**Exercise material:**

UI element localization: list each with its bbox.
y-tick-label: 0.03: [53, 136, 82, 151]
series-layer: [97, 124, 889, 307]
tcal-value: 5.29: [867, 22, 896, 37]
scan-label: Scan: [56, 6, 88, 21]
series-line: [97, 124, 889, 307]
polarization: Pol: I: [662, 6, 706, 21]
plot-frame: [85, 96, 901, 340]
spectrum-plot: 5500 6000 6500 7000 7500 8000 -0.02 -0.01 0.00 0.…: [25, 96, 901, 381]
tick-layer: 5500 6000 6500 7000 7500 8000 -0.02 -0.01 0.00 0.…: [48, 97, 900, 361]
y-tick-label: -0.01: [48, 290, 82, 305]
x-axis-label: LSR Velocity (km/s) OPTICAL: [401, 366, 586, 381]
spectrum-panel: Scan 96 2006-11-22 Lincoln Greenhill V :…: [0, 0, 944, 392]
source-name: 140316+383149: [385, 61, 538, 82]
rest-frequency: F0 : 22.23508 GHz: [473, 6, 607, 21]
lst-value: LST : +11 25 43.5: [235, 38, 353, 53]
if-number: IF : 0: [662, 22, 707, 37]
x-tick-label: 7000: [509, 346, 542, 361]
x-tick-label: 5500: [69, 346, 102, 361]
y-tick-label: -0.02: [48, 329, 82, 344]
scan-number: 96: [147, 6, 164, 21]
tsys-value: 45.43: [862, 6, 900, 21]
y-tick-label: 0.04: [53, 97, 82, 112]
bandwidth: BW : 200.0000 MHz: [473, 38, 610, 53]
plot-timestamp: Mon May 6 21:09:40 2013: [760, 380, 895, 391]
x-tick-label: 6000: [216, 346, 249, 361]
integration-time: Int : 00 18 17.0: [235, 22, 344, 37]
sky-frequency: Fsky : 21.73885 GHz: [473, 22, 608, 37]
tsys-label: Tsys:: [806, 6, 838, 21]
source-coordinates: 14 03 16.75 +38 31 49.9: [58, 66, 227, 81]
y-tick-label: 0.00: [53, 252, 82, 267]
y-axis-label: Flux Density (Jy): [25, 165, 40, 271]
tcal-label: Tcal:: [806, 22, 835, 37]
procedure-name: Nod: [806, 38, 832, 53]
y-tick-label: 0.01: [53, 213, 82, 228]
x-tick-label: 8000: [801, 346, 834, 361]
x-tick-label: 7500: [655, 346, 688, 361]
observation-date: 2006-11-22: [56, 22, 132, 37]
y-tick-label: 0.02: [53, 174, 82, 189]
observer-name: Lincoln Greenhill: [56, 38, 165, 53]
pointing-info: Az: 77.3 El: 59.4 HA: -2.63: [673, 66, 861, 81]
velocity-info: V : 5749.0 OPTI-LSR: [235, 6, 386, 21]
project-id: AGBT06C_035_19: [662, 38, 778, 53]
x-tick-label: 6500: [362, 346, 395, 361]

**Description of the task:**
Turn each line of the material above into a row of a Markdown table with the columns Number and Line, numbering the rows in order and leaving out any blank lines.

**Final answer:**
| Number | Line |
|---|---|
| 1 | UI element localization: list each with its bbox. |
| 2 | y-tick-label: 0.03: [53, 136, 82, 151] |
| 3 | series-layer: [97, 124, 889, 307] |
| 4 | tcal-value: 5.29: [867, 22, 896, 37] |
| 5 | scan-label: Scan: [56, 6, 88, 21] |
| 6 | series-line: [97, 124, 889, 307] |
| 7 | polarization: Pol: I: [662, 6, 706, 21] |
| 8 | plot-frame: [85, 96, 901, 340] |
| 9 | spectrum-plot: 5500 6000 6500 7000 7500 8000 -0.02 -0.01 0.00 0.…: [25, 96, 901, 381] |
| 10 | tick-layer: 5500 6000 6500 7000 7500 8000 -0.02 -0.01 0.00 0.…: [48, 97, 900, 361] |
| 11 | y-tick-label: -0.01: [48, 290, 82, 305] |
| 12 | x-axis-label: LSR Velocity (km/s) OPTICAL: [401, 366, 586, 381] |
| 13 | spectrum-panel: Scan 96 2006-11-22 Lincoln Greenhill V :…: [0, 0, 944, 392] |
| 14 | source-name: 140316+383149: [385, 61, 538, 82] |
| 15 | rest-frequency: F0 : 22.23508 GHz: [473, 6, 607, 21] |
| 16 | lst-value: LST : +11 25 43.5: [235, 38, 353, 53] |
| 17 | if-number: IF : 0: [662, 22, 707, 37] |
| 18 | x-tick-label: 7000: [509, 346, 542, 361] |
| 19 | x-tick-label: 5500: [69, 346, 102, 361] |
| 20 | y-tick-label: -0.02: [48, 329, 82, 344] |
| 21 | scan-number: 96: [147, 6, 164, 21] |
| 22 | tsys-value: 45.43: [862, 6, 900, 21] |
| 23 | y-tick-label: 0.04: [53, 97, 82, 112] |
| 24 | bandwidth: BW : 200.0000 MHz: [473, 38, 610, 53] |
| 25 | plot-timestamp: Mon May 6 21:09:40 2013: [760, 380, 895, 391] |
| 26 | x-tick-label: 6000: [216, 346, 249, 361] |
| 27 | integration-time: Int : 00 18 17.0: [235, 22, 344, 37] |
| 28 | sky-frequency: Fsky : 21.73885 GHz: [473, 22, 608, 37] |
| 29 | tsys-label: Tsys:: [806, 6, 838, 21] |
| 30 | source-coordinates: 14 03 16.75 +38 31 49.9: [58, 66, 227, 81] |
| 31 | y-tick-label: 0.00: [53, 252, 82, 267] |
| 32 | y-axis-label: Flux Density (Jy): [25, 165, 40, 271] |
| 33 | tcal-label: Tcal:: [806, 22, 835, 37] |
| 34 | procedure-name: Nod: [806, 38, 832, 53] |
| 35 | y-tick-label: 0.01: [53, 213, 82, 228] |
| 36 | x-tick-label: 8000: [801, 346, 834, 361] |
| 37 | x-tick-label: 7500: [655, 346, 688, 361] |
| 38 | observation-date: 2006-11-22: [56, 22, 132, 37] |
| 39 | y-tick-label: 0.02: [53, 174, 82, 189] |
| 40 | observer-name: Lincoln Greenhill: [56, 38, 165, 53] |
| 41 | pointing-info: Az: 77.3 El: 59.4 HA: -2.63: [673, 66, 861, 81] |
| 42 | velocity-info: V : 5749.0 OPTI-LSR: [235, 6, 386, 21] |
| 43 | project-id: AGBT06C_035_19: [662, 38, 778, 53] |
| 44 | x-tick-label: 6500: [362, 346, 395, 361] |